Saved data entries

begin

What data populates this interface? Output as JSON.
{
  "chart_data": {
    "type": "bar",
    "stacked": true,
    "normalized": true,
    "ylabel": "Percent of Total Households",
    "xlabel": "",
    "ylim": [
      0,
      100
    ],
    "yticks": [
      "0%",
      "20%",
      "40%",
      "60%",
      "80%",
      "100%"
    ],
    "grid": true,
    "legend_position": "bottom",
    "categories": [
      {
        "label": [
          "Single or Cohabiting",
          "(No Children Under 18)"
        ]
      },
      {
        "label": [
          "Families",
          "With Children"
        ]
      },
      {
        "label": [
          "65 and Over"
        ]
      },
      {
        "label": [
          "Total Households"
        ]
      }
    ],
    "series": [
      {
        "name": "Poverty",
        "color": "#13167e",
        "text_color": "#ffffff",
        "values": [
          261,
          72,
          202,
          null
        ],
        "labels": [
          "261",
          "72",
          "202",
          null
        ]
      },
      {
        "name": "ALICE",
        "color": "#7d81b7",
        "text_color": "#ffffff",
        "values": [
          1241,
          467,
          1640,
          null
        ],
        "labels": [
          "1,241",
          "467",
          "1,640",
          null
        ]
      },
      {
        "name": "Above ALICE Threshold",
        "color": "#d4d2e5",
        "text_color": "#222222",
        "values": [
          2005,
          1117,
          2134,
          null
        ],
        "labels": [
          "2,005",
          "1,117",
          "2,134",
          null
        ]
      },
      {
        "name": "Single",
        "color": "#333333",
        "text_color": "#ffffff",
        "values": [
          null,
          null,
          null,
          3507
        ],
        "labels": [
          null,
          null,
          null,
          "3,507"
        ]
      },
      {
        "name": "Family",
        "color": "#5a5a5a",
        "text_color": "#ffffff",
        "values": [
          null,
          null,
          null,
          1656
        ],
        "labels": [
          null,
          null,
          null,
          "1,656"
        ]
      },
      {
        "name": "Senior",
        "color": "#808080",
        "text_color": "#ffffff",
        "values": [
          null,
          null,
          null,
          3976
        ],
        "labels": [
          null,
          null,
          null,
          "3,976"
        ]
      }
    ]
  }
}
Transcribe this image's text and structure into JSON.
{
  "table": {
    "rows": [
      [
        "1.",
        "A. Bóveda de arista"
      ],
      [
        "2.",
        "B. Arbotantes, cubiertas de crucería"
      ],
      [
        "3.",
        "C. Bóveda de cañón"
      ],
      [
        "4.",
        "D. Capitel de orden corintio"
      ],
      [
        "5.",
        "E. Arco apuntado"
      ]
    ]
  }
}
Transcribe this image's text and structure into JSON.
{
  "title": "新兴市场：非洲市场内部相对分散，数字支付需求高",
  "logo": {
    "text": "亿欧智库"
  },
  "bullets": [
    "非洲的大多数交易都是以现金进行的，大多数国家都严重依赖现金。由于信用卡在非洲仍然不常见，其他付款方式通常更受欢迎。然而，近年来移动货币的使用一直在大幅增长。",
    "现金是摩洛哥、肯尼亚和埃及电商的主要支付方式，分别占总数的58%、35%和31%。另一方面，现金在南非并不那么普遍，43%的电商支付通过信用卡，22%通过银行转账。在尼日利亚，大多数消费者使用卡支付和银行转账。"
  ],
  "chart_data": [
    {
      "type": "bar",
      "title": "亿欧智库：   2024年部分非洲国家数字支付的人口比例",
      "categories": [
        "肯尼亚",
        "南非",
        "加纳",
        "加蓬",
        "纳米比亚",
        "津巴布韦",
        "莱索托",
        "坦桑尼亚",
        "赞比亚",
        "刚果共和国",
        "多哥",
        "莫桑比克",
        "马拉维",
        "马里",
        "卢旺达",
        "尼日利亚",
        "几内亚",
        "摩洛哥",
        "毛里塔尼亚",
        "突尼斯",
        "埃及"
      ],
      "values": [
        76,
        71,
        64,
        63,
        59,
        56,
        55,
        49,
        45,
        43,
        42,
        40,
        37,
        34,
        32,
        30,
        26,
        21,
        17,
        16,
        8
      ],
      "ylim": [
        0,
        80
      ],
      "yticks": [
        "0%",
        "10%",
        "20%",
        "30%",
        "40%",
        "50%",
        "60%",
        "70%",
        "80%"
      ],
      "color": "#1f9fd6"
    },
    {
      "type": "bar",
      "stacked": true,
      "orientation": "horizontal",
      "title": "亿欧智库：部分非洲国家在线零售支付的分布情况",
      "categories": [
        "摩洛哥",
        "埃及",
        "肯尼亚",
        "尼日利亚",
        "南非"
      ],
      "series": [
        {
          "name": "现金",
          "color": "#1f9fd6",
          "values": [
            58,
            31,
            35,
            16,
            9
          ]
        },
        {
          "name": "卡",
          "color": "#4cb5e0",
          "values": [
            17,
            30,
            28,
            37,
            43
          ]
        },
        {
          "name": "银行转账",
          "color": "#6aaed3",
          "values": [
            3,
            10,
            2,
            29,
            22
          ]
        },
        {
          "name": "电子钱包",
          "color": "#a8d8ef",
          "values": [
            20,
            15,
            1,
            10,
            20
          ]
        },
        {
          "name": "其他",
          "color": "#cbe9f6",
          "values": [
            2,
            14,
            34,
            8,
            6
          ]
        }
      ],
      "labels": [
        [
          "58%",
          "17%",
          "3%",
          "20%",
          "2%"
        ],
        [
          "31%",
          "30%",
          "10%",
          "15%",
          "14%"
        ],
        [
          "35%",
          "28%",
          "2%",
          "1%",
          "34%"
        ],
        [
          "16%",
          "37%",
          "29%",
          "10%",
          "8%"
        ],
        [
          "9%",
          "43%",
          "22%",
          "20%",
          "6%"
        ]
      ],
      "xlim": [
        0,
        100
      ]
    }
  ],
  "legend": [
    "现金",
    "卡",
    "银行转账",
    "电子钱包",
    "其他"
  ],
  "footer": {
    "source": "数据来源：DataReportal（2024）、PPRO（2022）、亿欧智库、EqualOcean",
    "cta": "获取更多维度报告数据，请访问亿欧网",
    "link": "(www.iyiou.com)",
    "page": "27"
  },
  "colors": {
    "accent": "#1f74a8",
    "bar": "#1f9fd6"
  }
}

end

[PROBLEM] What is the number of lines in this material that hold the string "title"? Answer with that number only.

[ANSWER FOR THE TASK] 3